- _Exercise aim_
In the entries below, find the lines that contain the word "highlight" and copy them.

(Stored data)
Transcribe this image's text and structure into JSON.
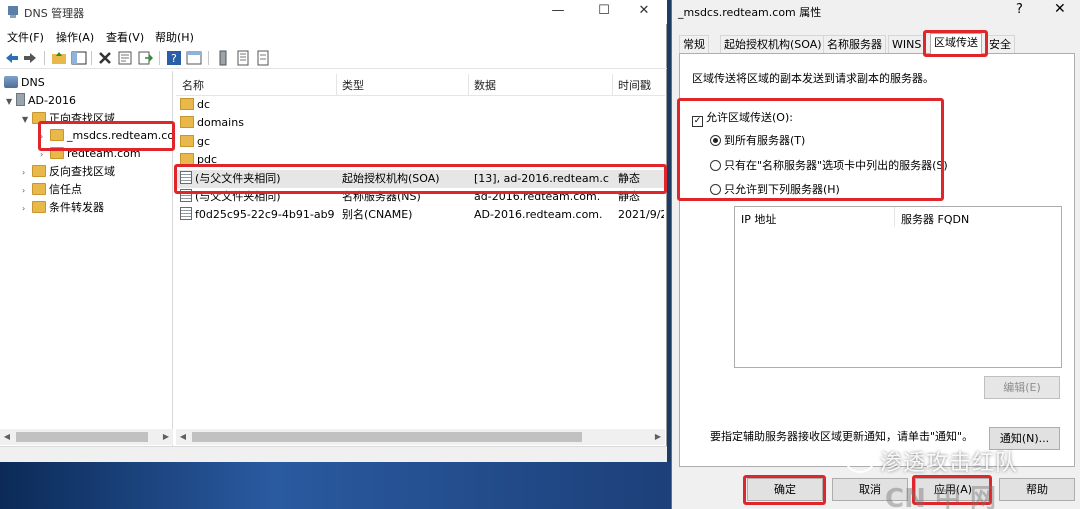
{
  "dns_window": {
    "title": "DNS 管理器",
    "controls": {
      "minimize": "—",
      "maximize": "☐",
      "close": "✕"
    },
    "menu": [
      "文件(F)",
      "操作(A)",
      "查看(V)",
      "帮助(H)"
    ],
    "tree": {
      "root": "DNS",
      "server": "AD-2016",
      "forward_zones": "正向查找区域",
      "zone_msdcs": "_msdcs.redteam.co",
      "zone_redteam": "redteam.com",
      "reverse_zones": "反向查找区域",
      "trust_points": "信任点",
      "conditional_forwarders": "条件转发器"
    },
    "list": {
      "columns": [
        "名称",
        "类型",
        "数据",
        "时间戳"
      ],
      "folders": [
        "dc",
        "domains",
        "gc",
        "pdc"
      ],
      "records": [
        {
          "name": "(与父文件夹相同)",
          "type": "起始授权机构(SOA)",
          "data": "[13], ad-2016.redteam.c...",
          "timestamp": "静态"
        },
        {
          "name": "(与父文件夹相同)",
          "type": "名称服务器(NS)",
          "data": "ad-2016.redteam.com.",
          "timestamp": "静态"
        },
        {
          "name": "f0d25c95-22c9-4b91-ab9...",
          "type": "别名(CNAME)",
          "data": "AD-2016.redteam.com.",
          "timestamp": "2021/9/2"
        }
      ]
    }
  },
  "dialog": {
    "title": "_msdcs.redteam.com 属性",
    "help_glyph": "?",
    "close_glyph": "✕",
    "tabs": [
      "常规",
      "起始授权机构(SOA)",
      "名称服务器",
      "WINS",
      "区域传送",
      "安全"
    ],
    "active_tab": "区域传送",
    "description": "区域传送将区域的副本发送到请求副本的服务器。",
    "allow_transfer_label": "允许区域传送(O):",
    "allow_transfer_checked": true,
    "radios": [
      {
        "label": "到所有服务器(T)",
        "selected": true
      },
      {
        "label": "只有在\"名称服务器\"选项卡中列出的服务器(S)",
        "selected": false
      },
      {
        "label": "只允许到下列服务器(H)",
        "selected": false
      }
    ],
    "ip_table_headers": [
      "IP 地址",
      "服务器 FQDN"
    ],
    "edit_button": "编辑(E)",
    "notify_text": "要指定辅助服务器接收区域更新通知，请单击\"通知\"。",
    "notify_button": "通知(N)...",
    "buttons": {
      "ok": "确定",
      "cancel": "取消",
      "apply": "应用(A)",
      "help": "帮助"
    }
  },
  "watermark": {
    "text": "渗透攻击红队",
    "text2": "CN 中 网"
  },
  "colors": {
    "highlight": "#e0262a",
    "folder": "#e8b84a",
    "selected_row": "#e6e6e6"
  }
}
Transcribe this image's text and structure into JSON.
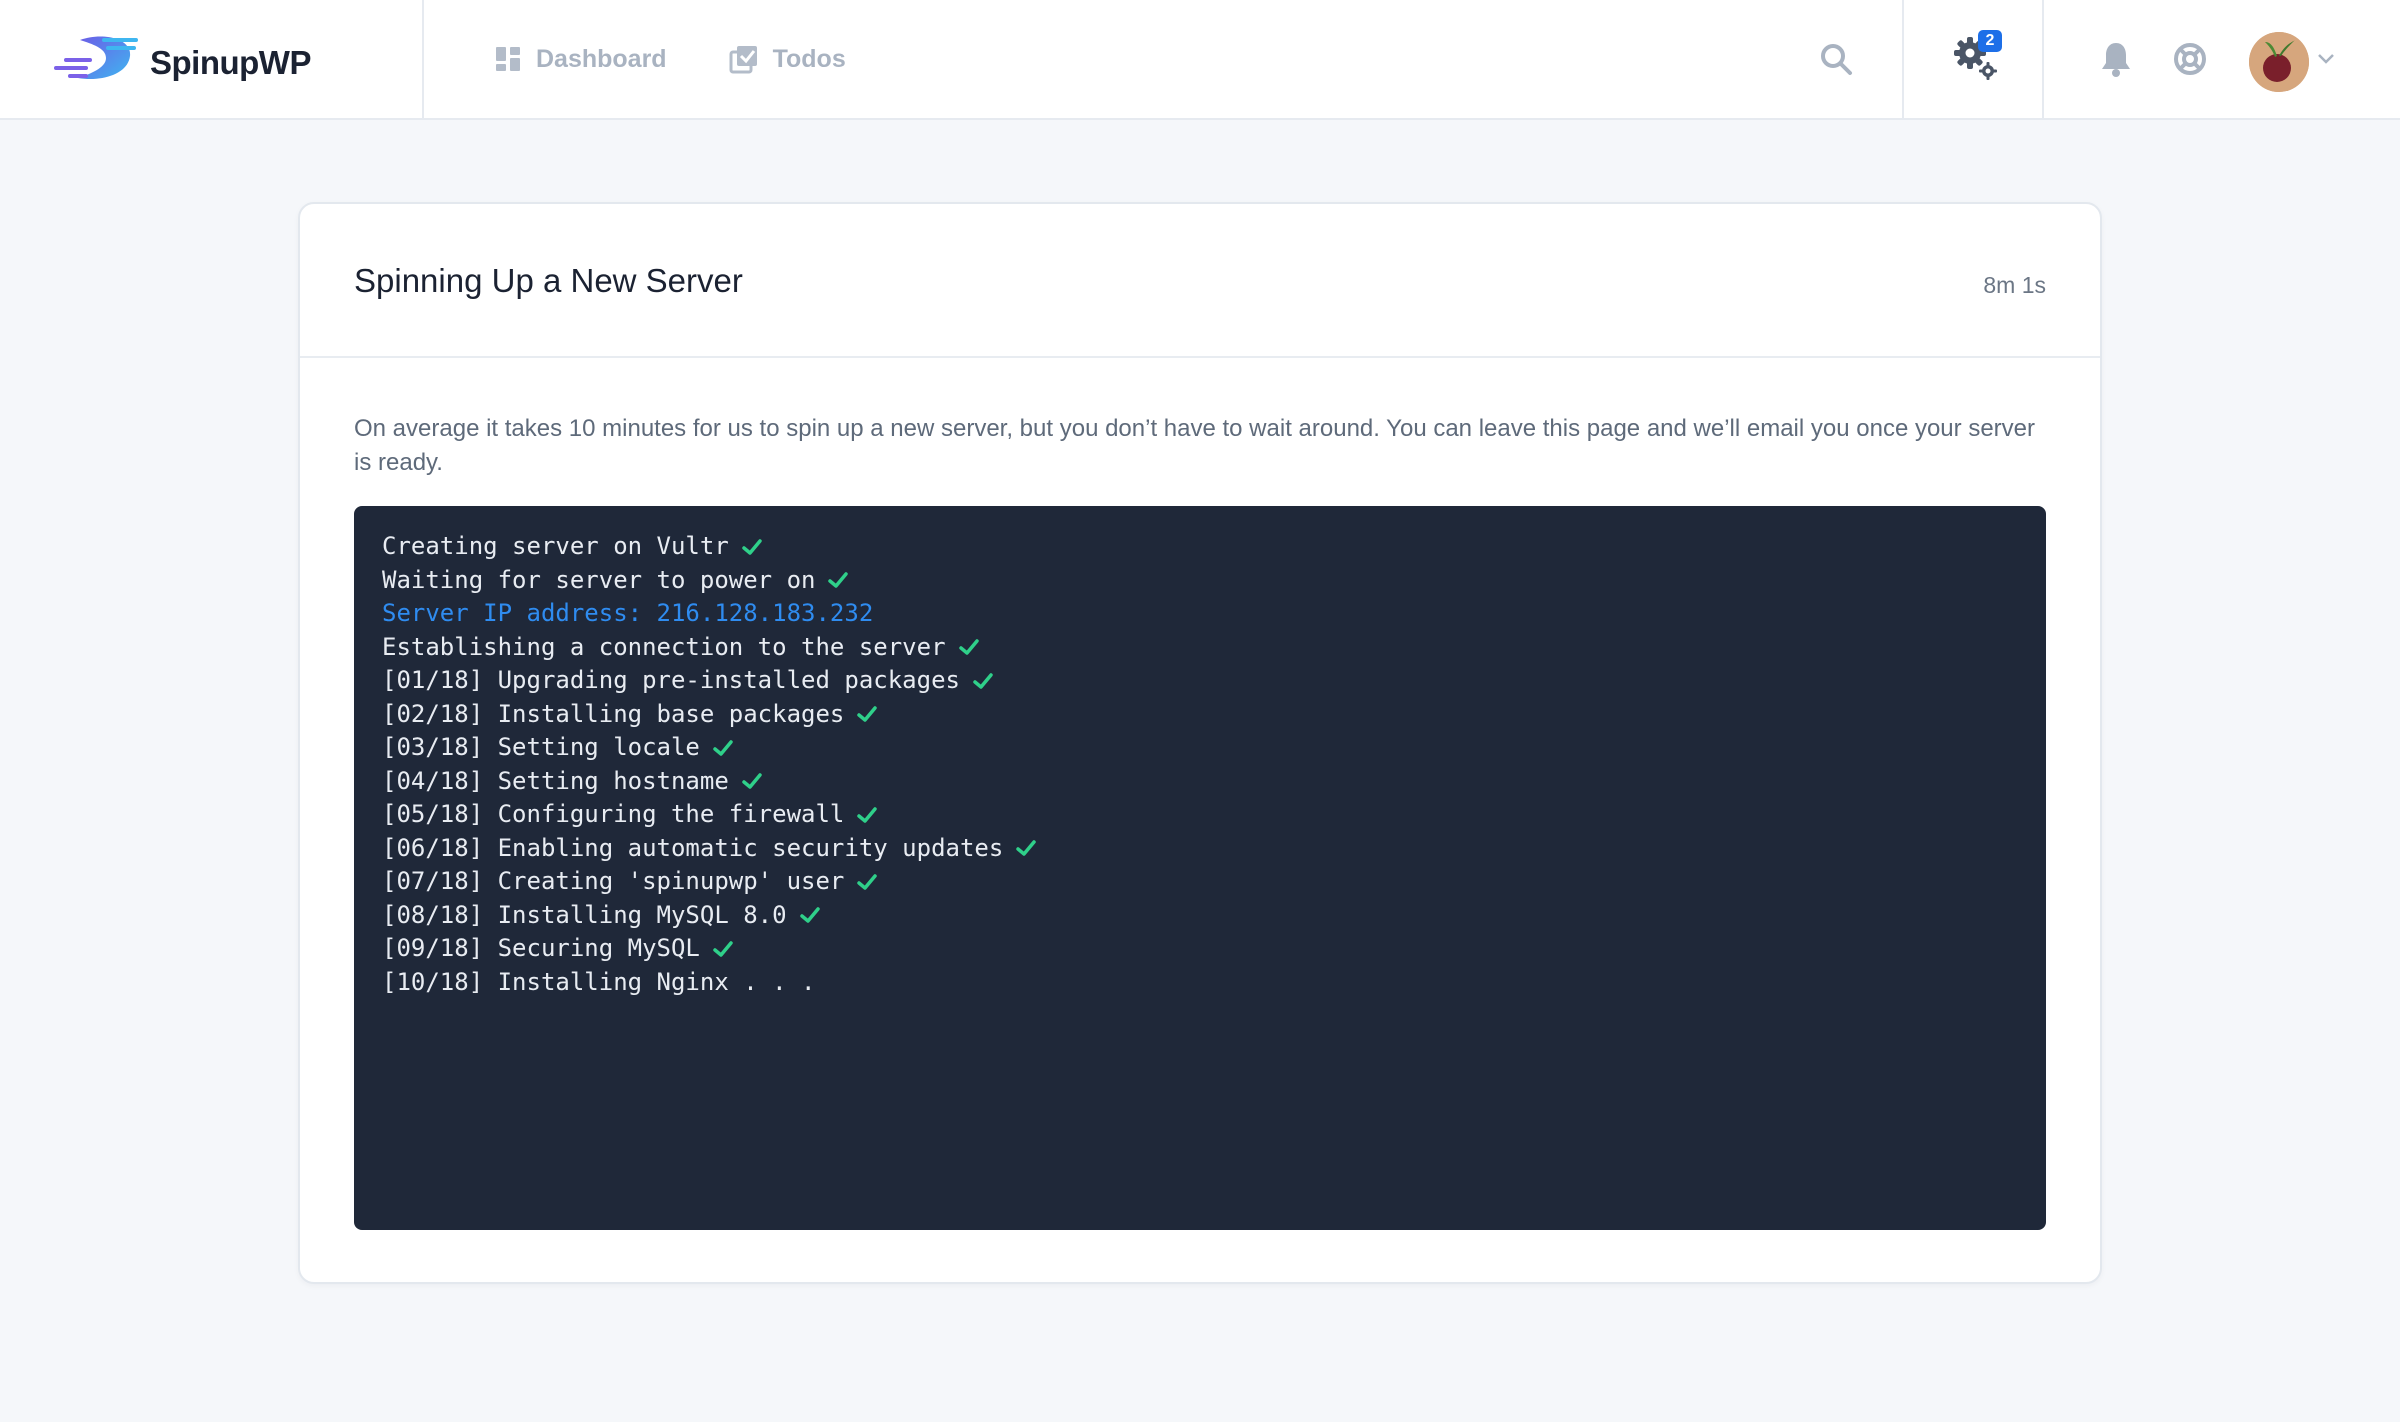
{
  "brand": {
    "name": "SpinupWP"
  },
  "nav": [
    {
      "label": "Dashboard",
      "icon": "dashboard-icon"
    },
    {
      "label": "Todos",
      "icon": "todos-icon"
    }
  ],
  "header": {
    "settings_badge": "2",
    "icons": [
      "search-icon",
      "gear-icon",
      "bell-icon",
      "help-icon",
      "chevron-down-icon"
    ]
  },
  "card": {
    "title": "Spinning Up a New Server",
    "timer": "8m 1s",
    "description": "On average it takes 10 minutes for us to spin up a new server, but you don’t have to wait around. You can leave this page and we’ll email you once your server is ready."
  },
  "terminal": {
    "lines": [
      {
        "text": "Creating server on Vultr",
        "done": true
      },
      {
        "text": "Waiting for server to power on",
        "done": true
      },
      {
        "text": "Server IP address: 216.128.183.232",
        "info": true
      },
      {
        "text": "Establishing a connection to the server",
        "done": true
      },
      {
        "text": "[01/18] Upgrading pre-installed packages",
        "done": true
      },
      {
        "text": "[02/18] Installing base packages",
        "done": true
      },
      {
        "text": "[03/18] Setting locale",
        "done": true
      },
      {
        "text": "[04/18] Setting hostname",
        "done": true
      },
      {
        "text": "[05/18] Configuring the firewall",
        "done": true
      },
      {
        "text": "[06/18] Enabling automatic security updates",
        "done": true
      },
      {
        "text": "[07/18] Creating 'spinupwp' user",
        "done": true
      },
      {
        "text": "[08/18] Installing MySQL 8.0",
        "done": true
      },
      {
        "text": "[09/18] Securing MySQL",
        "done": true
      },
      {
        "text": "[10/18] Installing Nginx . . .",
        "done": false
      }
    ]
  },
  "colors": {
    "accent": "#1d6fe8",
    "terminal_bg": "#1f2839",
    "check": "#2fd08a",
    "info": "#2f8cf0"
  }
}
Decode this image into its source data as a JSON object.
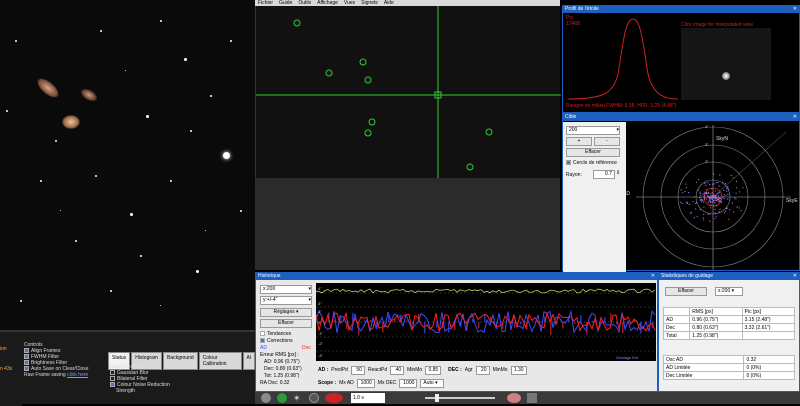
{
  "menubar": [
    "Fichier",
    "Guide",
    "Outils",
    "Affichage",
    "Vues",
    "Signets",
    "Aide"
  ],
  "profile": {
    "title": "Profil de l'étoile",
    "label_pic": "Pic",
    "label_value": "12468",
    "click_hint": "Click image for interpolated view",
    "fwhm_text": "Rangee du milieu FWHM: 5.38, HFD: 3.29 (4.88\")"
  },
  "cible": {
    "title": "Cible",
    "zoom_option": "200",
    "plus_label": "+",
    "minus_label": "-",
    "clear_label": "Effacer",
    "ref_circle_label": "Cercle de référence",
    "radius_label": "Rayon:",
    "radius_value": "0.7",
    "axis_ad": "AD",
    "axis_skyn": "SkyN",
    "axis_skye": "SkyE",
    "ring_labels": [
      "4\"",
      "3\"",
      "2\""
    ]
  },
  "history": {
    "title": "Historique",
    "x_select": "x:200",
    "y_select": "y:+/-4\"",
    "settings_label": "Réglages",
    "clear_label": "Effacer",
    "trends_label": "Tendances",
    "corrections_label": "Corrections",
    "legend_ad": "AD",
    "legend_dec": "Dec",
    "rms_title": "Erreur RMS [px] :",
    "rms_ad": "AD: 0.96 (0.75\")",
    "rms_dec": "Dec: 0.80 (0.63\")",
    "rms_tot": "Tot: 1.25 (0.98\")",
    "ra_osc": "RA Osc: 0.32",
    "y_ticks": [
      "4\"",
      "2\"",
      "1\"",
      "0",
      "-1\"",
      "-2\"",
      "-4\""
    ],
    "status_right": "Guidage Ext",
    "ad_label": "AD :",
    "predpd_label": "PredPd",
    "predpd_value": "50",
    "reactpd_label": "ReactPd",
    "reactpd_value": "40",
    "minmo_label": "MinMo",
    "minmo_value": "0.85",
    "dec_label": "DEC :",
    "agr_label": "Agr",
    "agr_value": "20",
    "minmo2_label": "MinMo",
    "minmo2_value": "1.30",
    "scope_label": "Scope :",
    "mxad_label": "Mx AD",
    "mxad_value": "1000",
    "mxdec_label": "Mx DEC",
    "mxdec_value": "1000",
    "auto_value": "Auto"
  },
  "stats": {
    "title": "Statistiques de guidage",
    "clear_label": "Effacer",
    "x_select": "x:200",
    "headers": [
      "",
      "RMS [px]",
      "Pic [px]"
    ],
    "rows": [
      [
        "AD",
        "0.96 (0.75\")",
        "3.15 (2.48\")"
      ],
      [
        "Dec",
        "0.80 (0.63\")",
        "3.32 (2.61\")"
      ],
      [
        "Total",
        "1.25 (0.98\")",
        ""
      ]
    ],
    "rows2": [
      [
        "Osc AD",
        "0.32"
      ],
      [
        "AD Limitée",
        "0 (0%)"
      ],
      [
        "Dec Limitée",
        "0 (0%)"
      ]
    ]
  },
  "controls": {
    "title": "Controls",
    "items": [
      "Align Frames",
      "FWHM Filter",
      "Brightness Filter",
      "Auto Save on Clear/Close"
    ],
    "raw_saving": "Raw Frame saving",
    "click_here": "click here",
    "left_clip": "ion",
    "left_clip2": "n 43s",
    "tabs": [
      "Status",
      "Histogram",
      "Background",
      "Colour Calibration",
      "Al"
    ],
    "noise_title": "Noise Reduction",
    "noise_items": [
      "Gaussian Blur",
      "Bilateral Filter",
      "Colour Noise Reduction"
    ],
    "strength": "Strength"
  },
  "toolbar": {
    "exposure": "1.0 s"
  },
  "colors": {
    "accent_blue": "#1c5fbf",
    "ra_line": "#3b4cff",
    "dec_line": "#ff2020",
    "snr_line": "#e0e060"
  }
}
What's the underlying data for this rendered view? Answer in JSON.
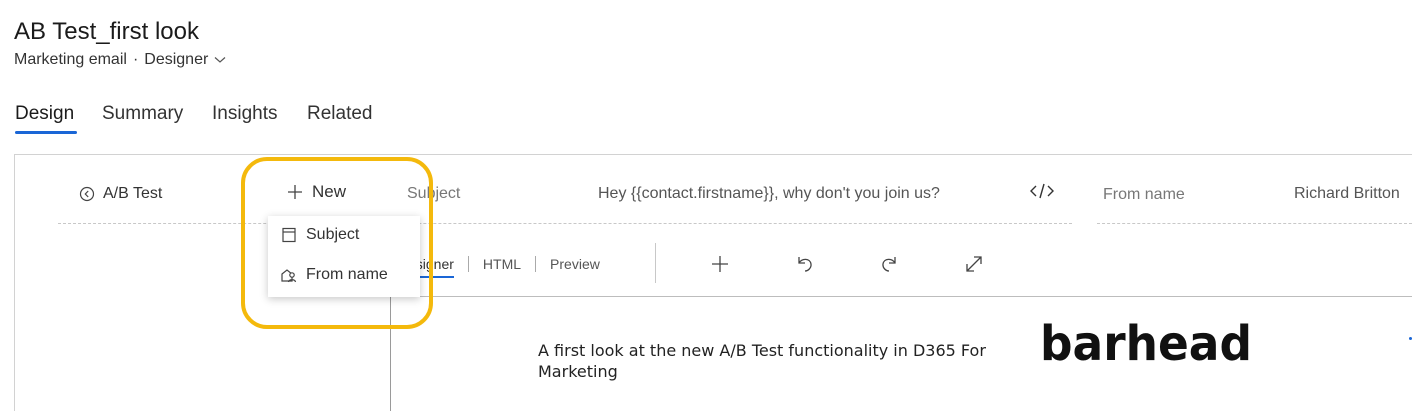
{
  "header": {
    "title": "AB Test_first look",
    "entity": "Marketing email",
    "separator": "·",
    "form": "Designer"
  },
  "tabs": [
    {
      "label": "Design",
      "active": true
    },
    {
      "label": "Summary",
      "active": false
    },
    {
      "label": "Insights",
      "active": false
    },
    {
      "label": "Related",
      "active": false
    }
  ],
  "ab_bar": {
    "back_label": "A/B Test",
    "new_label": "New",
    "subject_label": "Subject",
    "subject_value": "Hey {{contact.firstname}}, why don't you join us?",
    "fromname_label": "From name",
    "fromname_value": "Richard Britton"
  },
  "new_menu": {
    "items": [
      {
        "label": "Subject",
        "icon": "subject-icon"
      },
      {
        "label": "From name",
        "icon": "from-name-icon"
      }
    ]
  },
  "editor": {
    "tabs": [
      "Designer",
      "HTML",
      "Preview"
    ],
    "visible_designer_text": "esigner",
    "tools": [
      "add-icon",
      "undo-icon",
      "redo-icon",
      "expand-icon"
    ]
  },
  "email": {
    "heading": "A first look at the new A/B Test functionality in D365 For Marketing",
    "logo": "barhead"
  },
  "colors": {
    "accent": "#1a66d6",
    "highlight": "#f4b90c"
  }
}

- _Task response_
    "highlight": "#e0262a",
    "highlight": "#f4b90c"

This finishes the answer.